* start Extracted material *
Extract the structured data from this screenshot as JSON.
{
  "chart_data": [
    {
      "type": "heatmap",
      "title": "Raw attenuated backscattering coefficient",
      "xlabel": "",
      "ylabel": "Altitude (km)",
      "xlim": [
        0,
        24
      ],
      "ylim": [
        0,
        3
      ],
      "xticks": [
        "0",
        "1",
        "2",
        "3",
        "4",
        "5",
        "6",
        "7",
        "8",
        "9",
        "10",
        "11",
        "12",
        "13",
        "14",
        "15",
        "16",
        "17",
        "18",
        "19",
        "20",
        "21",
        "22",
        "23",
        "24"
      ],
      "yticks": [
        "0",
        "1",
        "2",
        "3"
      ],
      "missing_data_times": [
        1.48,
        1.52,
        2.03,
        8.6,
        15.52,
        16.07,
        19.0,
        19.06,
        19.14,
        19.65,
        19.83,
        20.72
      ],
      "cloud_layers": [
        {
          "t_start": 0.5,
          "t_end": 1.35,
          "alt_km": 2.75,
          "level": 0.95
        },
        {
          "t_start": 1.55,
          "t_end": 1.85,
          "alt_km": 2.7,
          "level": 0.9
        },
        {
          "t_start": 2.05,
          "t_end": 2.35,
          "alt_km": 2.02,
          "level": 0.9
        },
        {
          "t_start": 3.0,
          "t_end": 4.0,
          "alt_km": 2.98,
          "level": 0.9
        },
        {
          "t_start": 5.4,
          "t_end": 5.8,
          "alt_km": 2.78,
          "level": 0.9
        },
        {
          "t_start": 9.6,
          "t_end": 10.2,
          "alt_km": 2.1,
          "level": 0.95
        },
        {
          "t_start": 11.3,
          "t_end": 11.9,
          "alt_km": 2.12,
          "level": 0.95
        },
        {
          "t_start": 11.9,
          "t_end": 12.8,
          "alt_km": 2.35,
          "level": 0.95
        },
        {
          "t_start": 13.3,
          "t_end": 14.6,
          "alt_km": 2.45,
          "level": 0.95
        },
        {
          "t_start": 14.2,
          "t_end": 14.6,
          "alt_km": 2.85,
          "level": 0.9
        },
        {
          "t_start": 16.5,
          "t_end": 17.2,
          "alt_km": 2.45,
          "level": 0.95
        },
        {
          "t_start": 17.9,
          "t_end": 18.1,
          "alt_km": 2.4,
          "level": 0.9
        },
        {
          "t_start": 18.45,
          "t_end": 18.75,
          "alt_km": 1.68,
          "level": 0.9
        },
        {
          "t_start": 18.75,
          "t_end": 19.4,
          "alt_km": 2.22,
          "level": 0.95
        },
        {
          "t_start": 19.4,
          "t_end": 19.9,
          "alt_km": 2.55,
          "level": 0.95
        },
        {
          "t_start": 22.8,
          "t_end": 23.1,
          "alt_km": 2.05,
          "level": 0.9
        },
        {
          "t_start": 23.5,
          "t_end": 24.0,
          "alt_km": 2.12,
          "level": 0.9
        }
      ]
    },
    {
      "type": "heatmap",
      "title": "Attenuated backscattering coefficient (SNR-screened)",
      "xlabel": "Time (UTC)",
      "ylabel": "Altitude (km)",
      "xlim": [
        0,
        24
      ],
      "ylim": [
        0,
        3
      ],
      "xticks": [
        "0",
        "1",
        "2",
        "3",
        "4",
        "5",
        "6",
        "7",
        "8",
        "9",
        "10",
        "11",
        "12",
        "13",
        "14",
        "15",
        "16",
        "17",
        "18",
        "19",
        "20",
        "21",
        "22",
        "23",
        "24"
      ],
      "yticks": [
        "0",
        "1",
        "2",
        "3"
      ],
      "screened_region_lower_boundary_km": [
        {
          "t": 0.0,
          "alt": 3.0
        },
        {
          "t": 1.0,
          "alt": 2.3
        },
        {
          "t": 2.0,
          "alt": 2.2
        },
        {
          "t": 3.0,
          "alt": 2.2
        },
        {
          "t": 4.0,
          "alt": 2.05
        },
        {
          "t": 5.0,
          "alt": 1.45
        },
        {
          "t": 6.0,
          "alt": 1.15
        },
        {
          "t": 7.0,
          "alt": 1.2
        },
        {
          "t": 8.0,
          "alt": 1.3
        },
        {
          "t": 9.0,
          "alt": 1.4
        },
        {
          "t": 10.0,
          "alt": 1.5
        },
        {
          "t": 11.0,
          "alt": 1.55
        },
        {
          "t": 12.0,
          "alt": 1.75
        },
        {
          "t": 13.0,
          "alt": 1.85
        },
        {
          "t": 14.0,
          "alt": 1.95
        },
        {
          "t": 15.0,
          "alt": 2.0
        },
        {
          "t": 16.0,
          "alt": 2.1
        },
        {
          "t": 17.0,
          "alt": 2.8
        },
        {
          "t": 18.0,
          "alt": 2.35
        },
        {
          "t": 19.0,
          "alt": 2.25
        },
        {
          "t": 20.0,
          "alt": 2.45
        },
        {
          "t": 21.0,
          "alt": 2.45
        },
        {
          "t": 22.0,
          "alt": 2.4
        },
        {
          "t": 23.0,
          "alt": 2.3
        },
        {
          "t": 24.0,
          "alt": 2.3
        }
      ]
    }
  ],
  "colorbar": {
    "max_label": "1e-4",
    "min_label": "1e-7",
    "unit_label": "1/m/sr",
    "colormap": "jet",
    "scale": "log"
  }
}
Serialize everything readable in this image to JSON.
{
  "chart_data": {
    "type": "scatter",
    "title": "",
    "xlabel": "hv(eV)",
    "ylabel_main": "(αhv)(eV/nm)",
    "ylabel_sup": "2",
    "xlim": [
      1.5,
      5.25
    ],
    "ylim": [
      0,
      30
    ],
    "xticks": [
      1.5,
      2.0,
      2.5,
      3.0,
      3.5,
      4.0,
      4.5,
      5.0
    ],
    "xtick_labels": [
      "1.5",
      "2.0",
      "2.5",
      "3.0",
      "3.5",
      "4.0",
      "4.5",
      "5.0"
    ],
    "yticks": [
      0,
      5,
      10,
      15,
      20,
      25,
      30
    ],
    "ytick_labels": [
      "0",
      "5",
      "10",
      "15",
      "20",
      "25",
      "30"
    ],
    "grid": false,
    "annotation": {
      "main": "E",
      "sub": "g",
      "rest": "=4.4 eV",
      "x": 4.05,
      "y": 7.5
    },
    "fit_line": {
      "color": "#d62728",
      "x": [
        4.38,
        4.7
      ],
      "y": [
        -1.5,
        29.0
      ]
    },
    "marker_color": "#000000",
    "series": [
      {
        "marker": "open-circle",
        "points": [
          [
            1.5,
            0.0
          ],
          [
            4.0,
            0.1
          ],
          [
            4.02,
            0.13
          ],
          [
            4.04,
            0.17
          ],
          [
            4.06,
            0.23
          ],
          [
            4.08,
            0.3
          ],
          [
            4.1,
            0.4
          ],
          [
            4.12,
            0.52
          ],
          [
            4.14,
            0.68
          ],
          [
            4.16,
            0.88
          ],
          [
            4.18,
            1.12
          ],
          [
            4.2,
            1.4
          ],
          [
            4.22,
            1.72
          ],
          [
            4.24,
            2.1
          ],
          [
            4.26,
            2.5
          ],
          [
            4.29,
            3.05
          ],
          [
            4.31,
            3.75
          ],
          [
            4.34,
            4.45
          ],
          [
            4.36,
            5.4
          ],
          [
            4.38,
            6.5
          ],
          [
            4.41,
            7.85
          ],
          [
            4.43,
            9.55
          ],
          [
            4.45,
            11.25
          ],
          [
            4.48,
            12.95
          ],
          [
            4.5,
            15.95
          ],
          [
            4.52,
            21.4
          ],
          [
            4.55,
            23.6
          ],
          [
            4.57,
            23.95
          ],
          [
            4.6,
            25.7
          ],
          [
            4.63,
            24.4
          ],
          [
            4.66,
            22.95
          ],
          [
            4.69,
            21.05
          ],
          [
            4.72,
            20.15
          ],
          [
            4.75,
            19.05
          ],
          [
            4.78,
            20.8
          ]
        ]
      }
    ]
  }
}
* end Extracted material *
Using the material above, copy every line in which the string "backscattering" occurs.

      "title": "Raw attenuated backscattering coefficient",
      "title": "Attenuated backscattering coefficient (SNR-screened)",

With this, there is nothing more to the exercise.